**Dataset**
>> begin
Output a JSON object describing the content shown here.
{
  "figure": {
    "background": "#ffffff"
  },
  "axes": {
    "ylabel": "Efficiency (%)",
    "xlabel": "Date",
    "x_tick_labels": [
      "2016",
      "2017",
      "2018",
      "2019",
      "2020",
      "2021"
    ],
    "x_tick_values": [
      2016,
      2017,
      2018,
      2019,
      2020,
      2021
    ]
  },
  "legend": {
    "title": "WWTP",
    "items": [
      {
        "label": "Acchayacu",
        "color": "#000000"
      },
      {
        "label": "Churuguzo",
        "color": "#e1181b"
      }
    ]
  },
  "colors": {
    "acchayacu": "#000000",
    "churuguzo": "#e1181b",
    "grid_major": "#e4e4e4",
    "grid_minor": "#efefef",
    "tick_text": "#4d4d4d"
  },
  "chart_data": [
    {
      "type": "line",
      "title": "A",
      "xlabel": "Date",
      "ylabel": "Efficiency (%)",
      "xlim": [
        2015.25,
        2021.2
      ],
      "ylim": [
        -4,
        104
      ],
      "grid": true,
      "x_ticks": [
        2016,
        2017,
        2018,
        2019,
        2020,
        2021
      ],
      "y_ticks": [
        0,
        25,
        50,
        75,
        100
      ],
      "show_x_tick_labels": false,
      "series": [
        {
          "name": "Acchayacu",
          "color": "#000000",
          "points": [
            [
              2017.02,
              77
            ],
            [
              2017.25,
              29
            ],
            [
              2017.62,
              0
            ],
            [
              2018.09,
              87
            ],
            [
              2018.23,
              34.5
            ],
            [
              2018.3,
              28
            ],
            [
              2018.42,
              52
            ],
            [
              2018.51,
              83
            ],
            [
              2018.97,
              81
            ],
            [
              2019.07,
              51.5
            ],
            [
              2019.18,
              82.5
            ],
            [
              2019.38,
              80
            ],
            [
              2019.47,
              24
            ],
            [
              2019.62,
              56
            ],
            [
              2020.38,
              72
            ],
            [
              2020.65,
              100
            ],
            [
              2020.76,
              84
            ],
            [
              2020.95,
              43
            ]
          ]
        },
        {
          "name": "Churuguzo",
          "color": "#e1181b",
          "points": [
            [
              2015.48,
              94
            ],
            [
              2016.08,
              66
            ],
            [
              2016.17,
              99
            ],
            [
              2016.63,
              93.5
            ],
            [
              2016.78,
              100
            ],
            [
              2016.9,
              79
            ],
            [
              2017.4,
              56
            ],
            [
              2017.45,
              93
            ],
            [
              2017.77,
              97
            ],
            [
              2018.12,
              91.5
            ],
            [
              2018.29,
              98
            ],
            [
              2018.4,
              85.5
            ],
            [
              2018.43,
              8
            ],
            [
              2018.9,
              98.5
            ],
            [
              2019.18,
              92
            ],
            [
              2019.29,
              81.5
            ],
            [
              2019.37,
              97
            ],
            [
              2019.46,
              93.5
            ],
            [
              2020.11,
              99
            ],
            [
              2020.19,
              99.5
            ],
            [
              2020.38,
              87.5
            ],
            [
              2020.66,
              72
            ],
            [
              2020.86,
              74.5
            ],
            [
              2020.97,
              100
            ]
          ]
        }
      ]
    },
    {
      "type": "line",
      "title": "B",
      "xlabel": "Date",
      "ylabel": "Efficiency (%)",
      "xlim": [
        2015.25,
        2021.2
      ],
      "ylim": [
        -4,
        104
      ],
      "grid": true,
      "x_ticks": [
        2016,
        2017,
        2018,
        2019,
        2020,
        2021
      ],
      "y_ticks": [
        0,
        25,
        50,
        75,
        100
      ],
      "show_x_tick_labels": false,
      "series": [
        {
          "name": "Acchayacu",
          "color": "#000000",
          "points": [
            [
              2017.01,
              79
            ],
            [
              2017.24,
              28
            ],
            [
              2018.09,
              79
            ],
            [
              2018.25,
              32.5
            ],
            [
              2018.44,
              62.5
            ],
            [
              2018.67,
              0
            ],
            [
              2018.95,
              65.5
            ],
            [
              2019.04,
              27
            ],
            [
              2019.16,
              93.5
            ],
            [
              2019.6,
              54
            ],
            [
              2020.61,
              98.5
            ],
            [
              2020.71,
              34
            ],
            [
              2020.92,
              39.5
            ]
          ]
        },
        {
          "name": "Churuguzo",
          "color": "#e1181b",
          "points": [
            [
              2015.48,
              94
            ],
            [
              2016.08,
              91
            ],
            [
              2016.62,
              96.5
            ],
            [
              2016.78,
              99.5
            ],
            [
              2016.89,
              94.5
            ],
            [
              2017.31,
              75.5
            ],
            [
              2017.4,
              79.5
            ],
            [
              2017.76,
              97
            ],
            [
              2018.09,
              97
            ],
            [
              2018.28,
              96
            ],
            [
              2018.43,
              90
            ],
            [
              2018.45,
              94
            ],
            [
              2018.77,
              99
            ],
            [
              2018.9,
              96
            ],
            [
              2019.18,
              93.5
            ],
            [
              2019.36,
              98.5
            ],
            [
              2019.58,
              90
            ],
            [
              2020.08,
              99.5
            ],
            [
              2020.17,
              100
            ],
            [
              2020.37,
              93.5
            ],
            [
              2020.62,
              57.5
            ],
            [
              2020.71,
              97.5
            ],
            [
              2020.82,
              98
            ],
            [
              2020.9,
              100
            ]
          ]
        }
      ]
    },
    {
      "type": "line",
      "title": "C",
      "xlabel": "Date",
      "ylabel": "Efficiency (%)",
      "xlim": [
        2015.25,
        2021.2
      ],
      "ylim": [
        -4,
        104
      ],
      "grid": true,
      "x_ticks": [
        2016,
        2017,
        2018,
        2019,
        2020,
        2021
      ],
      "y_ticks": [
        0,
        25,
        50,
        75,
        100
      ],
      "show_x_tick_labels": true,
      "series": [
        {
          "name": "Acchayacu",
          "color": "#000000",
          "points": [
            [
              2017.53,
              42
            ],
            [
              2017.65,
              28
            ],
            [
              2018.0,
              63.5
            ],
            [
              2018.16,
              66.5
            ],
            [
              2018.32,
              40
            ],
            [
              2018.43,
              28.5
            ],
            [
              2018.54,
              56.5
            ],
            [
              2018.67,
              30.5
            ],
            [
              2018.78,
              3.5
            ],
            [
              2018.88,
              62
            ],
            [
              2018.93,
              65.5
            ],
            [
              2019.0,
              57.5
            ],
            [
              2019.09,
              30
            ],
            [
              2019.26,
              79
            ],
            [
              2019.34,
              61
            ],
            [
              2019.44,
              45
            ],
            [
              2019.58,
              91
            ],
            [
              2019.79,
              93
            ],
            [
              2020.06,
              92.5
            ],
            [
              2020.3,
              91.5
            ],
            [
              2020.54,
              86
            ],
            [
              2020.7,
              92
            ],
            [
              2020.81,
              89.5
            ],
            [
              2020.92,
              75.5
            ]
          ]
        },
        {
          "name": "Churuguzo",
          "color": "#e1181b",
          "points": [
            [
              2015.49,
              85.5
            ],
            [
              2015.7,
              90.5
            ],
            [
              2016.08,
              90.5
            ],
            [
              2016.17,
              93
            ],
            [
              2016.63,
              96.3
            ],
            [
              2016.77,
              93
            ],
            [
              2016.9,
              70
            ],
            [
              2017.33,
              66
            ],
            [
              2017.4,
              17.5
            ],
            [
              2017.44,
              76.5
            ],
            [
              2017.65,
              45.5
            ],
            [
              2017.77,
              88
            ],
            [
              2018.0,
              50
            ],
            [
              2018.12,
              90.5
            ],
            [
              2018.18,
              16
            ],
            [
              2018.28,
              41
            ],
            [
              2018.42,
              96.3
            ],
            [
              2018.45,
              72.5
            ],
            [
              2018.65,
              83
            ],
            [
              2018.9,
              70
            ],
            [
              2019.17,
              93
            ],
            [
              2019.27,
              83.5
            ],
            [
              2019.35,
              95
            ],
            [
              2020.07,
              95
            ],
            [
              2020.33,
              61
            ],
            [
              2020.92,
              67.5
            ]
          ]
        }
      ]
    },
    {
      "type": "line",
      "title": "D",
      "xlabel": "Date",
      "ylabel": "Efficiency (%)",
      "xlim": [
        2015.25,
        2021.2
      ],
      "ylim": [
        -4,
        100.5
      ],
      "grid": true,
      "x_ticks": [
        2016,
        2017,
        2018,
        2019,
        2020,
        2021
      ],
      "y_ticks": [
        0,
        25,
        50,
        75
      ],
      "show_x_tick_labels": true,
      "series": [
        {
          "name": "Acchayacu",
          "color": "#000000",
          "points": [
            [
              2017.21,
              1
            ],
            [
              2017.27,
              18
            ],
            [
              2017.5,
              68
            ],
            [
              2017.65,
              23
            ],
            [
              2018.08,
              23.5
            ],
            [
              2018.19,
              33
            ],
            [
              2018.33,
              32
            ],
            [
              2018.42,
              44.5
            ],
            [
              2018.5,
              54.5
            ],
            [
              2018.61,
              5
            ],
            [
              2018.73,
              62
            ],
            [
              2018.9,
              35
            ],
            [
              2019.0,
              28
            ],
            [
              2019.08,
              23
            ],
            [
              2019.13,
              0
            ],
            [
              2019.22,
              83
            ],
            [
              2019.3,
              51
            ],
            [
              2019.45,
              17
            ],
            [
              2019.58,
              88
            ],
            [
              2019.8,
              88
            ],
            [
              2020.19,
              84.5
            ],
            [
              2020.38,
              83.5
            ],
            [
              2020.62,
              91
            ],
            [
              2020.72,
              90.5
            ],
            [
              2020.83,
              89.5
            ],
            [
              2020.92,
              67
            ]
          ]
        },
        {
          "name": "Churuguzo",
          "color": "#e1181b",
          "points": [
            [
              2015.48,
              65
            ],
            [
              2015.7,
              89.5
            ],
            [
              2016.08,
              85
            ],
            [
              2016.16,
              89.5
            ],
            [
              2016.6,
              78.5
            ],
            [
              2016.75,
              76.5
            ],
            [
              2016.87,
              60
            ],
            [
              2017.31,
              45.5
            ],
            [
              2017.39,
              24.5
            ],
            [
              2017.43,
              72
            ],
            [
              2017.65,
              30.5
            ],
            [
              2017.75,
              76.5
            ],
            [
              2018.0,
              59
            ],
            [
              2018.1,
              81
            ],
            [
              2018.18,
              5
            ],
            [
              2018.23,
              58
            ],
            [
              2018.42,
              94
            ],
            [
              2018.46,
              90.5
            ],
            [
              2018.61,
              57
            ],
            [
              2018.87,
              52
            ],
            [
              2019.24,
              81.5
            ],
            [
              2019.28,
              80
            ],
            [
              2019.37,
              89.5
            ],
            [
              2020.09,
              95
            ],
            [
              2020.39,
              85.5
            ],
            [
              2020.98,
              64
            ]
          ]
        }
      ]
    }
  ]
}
>> end
Which lines above contain the word "title"? Copy each of them.

    "title": "WWTP",
      "title": "A",
      "title": "B",
      "title": "C",
      "title": "D",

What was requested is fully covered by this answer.